• [Work instructions]
Select each line where the word "Саратовская" appears.

..............................

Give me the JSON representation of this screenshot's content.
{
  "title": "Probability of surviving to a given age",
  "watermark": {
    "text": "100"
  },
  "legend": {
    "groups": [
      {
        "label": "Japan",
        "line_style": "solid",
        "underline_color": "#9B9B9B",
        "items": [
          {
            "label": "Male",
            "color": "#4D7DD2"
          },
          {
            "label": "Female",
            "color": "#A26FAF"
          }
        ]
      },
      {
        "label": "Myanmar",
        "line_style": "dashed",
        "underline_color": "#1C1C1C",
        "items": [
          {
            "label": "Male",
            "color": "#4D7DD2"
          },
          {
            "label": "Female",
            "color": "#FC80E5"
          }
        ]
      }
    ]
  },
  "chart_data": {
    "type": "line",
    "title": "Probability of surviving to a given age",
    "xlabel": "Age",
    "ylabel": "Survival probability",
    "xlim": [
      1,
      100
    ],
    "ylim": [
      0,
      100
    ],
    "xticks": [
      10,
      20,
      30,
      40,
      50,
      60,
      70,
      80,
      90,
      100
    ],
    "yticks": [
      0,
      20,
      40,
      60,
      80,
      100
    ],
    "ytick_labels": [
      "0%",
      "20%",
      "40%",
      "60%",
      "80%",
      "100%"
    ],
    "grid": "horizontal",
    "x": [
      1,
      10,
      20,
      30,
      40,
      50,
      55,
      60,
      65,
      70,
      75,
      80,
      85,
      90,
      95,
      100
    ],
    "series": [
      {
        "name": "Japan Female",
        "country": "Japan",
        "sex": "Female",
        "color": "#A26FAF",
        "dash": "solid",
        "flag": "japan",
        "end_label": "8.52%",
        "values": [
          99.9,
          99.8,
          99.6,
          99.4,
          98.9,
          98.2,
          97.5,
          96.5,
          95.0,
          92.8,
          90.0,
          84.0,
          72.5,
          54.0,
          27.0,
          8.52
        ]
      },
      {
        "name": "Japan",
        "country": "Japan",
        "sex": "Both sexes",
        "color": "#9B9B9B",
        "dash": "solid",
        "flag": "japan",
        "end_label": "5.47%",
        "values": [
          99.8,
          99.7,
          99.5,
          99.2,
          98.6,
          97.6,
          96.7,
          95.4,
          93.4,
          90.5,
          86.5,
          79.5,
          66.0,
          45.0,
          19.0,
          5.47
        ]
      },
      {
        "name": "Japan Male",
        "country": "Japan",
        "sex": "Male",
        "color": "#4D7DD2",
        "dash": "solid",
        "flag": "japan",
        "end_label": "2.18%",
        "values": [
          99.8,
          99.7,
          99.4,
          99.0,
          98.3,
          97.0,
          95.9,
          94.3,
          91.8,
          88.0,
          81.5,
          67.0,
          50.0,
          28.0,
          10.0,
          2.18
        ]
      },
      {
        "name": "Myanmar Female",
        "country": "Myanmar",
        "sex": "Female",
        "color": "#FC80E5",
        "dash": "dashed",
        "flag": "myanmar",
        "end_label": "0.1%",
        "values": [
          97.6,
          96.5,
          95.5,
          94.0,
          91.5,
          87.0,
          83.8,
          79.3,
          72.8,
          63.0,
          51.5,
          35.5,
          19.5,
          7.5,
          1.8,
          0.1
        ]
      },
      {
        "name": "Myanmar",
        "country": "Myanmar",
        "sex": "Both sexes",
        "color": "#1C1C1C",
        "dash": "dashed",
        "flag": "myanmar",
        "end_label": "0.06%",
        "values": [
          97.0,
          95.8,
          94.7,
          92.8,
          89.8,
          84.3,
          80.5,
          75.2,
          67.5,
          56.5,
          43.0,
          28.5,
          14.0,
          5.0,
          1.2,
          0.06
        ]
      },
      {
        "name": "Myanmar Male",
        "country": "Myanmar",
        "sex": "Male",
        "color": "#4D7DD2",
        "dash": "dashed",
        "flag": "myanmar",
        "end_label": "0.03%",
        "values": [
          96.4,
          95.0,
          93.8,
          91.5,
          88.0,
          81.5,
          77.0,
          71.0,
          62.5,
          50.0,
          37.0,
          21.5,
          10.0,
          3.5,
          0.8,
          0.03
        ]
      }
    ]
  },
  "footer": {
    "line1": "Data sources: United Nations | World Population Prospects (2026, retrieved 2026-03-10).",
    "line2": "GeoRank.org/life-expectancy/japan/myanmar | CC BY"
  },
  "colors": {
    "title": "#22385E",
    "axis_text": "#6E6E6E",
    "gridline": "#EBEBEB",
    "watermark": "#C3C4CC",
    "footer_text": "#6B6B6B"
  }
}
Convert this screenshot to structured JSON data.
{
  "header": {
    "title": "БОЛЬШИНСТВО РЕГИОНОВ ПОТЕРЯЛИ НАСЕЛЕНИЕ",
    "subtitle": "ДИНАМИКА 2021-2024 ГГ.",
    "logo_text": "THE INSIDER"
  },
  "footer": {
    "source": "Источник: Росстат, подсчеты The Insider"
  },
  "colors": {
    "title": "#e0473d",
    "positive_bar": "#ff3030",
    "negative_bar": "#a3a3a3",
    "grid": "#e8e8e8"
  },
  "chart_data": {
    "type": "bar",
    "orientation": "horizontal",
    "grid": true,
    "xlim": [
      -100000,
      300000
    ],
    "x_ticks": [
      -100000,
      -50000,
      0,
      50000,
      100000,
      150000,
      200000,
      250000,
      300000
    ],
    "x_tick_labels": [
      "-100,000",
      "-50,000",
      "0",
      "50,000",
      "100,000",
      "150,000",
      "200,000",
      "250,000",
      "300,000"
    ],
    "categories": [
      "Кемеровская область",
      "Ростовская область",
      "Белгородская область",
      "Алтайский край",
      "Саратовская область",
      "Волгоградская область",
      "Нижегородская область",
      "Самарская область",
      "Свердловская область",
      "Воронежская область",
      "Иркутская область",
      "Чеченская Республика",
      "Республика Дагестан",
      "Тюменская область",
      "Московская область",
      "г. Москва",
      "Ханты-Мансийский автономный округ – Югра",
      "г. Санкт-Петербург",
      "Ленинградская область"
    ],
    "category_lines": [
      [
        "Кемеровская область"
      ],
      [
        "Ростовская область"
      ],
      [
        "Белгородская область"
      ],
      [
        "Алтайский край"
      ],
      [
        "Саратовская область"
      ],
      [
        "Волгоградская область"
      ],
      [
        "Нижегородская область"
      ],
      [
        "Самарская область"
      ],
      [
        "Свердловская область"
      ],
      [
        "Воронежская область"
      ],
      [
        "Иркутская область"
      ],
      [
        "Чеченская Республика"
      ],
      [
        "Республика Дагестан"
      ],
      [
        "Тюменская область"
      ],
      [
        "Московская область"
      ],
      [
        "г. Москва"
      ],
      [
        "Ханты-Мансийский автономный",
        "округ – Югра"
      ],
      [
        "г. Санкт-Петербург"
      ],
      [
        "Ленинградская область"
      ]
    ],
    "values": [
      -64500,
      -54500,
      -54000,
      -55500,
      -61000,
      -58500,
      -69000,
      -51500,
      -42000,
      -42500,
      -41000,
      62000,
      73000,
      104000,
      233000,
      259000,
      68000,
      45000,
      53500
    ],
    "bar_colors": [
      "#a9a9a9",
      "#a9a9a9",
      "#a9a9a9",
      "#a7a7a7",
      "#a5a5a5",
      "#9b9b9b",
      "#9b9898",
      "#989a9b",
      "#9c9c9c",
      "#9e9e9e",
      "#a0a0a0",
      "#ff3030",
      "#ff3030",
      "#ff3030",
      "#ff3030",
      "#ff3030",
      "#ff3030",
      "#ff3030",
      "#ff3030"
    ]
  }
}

..............................

• [Correct answer]
      "Саратовская область",
        "Саратовская область"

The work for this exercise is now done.